## BEGIN Dataset extract

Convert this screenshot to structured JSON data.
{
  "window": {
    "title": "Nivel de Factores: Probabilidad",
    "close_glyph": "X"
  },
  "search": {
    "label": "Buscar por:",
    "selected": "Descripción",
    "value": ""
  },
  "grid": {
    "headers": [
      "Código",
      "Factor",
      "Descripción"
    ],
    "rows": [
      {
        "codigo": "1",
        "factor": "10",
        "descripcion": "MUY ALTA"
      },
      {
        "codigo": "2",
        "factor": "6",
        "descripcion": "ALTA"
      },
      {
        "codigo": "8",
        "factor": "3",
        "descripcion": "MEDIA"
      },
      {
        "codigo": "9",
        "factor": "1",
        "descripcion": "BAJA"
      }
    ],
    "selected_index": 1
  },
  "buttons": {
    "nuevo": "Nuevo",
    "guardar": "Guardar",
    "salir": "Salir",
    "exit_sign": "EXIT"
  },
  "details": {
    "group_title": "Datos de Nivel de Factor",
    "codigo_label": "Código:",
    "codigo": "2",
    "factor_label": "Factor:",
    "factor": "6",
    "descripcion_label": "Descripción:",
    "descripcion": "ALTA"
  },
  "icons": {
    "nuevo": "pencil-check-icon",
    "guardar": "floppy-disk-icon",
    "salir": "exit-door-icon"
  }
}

## END Dataset extract

* _What you need to do_
Go through the material above and count the lines that contain "nuevo"; give that number alone.

* _Worked solution_
2